STATED GOAL
Which lines run from the line with "Serialize everything readable" to the end of the entries? Write out exactly those, leaving out the pictures.

..............................

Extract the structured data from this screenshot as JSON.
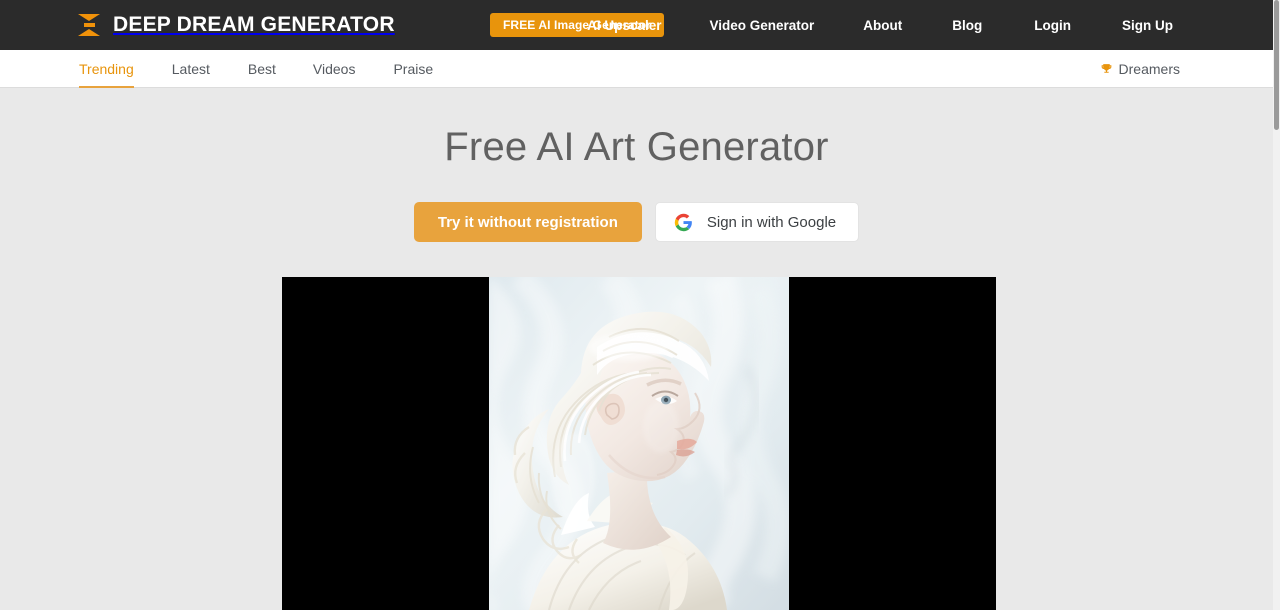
{
  "header": {
    "logo_icon": "hourglass-logo-icon",
    "brand": "DEEP DREAM GENERATOR",
    "cta_label": "FREE AI Image Generator",
    "accent_color": "#e8940c",
    "background_color": "#2b2b2b",
    "nav": [
      {
        "label": "AI Upscaler"
      },
      {
        "label": "Video Generator"
      },
      {
        "label": "About"
      },
      {
        "label": "Blog"
      },
      {
        "label": "Login"
      },
      {
        "label": "Sign Up"
      }
    ]
  },
  "subnav": {
    "background_color": "#ffffff",
    "active_color": "#e8940c",
    "tabs": [
      {
        "label": "Trending",
        "active": true
      },
      {
        "label": "Latest",
        "active": false
      },
      {
        "label": "Best",
        "active": false
      },
      {
        "label": "Videos",
        "active": false
      },
      {
        "label": "Praise",
        "active": false
      }
    ],
    "dreamers": {
      "label": "Dreamers",
      "icon": "trophy-icon",
      "icon_color": "#e8940c"
    }
  },
  "main": {
    "background_color": "#e9e9e9",
    "title": "Free AI Art Generator",
    "title_color": "#616161",
    "buttons": {
      "try_label": "Try it without registration",
      "try_color": "#e8a33d",
      "google_label": "Sign in with Google",
      "google_icon": "google-g-icon"
    },
    "featured_image": {
      "alt": "White porcelain sculpture portrait of a woman in profile with flowing wavy hair",
      "letterbox_color": "#000000"
    }
  },
  "scrollbar": {
    "thumb_color": "#9a9a9a",
    "track_color": "#f1f1f1"
  }
}
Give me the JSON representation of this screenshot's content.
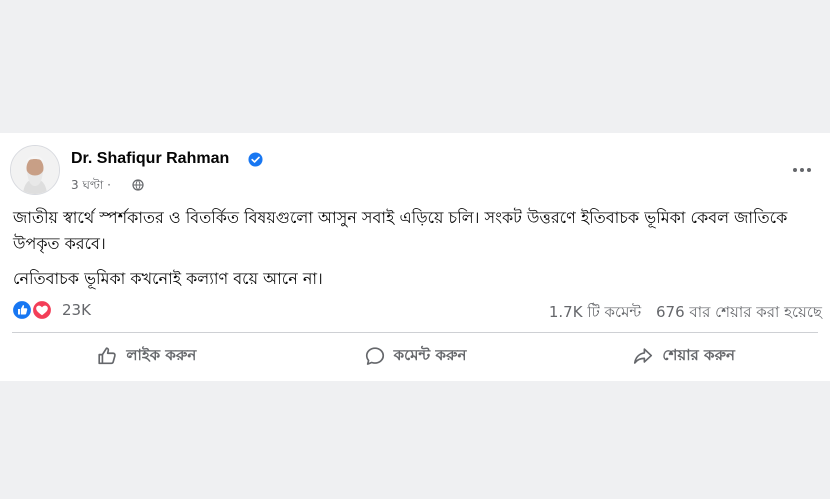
{
  "post": {
    "author_name": "Dr. Shafiqur Rahman",
    "timestamp": "3 ঘণ্টা ·",
    "paragraphs": [
      "জাতীয় স্বার্থে স্পর্শকাতর ও বিতর্কিত বিষয়গুলো আসুন সবাই এড়িয়ে চলি। সংকট উত্তরণে ইতিবাচক ভূমিকা কেবল জাতিকে উপকৃত করবে।",
      "নেতিবাচক ভূমিকা কখনোই কল্যাণ বয়ে আনে না।"
    ]
  },
  "reactions": {
    "count": "23K",
    "icons": [
      "like-icon",
      "love-icon"
    ],
    "comments": "1.7K টি কমেন্ট",
    "shares": "676 বার শেয়ার করা হয়েছে"
  },
  "actions": {
    "like": "লাইক করুন",
    "comment": "কমেন্ট করুন",
    "share": "শেয়ার করুন"
  },
  "colors": {
    "page_background": "#eff0f2",
    "card_background": "#ffffff",
    "verified_blue": "#1877f2",
    "like_blue": "#1877f2",
    "love_red": "#f33e58",
    "secondary_text": "#65676b"
  }
}
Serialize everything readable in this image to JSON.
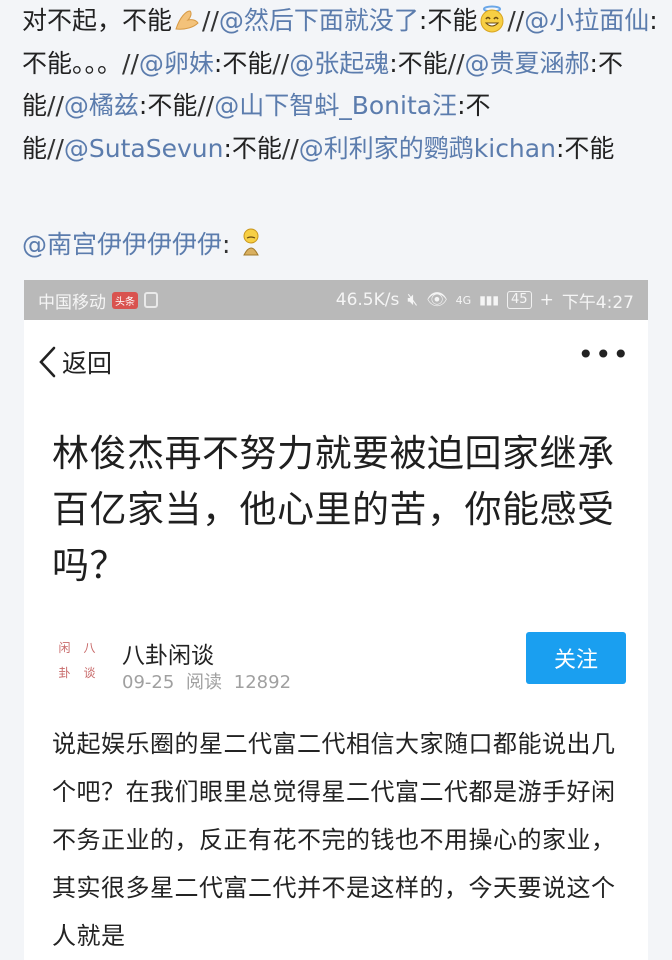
{
  "repost_chain": [
    {
      "name": "",
      "text": "对不起，不能",
      "emoji": "clasped-hands-emoji"
    },
    {
      "name": "@然后下面就没了",
      "text": "不能",
      "emoji": "grinning-halo-emoji"
    },
    {
      "name": "@小拉面仙",
      "text": "不能。。。"
    },
    {
      "name": "@卵妹",
      "text": "不能"
    },
    {
      "name": "@张起魂",
      "text": "不能"
    },
    {
      "name": "@贵夏涵郝",
      "text": "不能"
    },
    {
      "name": "@橘兹",
      "text": "不能"
    },
    {
      "name": "@山下智蚪_Bonita汪",
      "text": "不能"
    },
    {
      "name": "@SutaSevun",
      "text": "不能"
    },
    {
      "name": "@利利家的鹦鹉kichan",
      "text": "不能"
    }
  ],
  "separator": "//",
  "reply": {
    "name": "@南宫伊伊伊伊伊",
    "colon": ":",
    "emoji": "sad-kneeling-emoji"
  },
  "phone": {
    "status_bar": {
      "carrier": "中国移动",
      "carrier_badge": "头条",
      "speed": "46.5K/s",
      "network": "4G",
      "battery": "45",
      "time": "下午4:27"
    },
    "nav": {
      "back_label": "返回",
      "more_label": "•••"
    },
    "article": {
      "title": "林俊杰再不努力就要被迫回家继承百亿家当，他心里的苦，你能感受吗？",
      "author_avatar_chars": [
        "闲",
        "八",
        "卦",
        "谈"
      ],
      "author": "八卦闲谈",
      "date": "09-25",
      "read_label": "阅读",
      "read_count": "12892",
      "follow_label": "关注",
      "body": "说起娱乐圈的星二代富二代相信大家随口都能说出几个吧？在我们眼里总觉得星二代富二代都是游手好闲不务正业的，反正有花不完的钱也不用操心的家业，其实很多星二代富二代并不是这样的，今天要说这个人就是"
    }
  },
  "colors": {
    "mention": "#5b7cad",
    "follow_button": "#1a9ff0",
    "status_bar": "#b9b9b9"
  }
}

..............................

EXPECTED ANSWER
Serialize everything readable in this image to JSON.
{
  "repost_chain": [
    {
      "name": "",
      "text": "对不起，不能",
      "emoji": "clasped-hands-emoji"
    },
    {
      "name": "@然后下面就没了",
      "text": "不能",
      "emoji": "grinning-halo-emoji"
    },
    {
      "name": "@小拉面仙",
      "text": "不能。。。"
    },
    {
      "name": "@卵妹",
      "text": "不能"
    },
    {
      "name": "@张起魂",
      "text": "不能"
    },
    {
      "name": "@贵夏涵郝",
      "text": "不能"
    },
    {
      "name": "@橘兹",
      "text": "不能"
    },
    {
      "name": "@山下智蚪_Bonita汪",
      "text": "不能"
    },
    {
      "name": "@SutaSevun",
      "text": "不能"
    },
    {
      "name": "@利利家的鹦鹉kichan",
      "text": "不能"
    }
  ],
  "separator": "//",
  "reply": {
    "name": "@南宫伊伊伊伊伊",
    "colon": ":",
    "emoji": "sad-kneeling-emoji"
  },
  "phone": {
    "status_bar": {
      "carrier": "中国移动",
      "carrier_badge": "头条",
      "speed": "46.5K/s",
      "network": "4G",
      "battery": "45",
      "time": "下午4:27"
    },
    "nav": {
      "back_label": "返回",
      "more_label": "•••"
    },
    "article": {
      "title": "林俊杰再不努力就要被迫回家继承百亿家当，他心里的苦，你能感受吗？",
      "author_avatar_chars": [
        "闲",
        "八",
        "卦",
        "谈"
      ],
      "author": "八卦闲谈",
      "date": "09-25",
      "read_label": "阅读",
      "read_count": "12892",
      "follow_label": "关注",
      "body": "说起娱乐圈的星二代富二代相信大家随口都能说出几个吧？在我们眼里总觉得星二代富二代都是游手好闲不务正业的，反正有花不完的钱也不用操心的家业，其实很多星二代富二代并不是这样的，今天要说这个人就是"
    }
  },
  "colors": {
    "mention": "#5b7cad",
    "follow_button": "#1a9ff0",
    "status_bar": "#b9b9b9"
  }
}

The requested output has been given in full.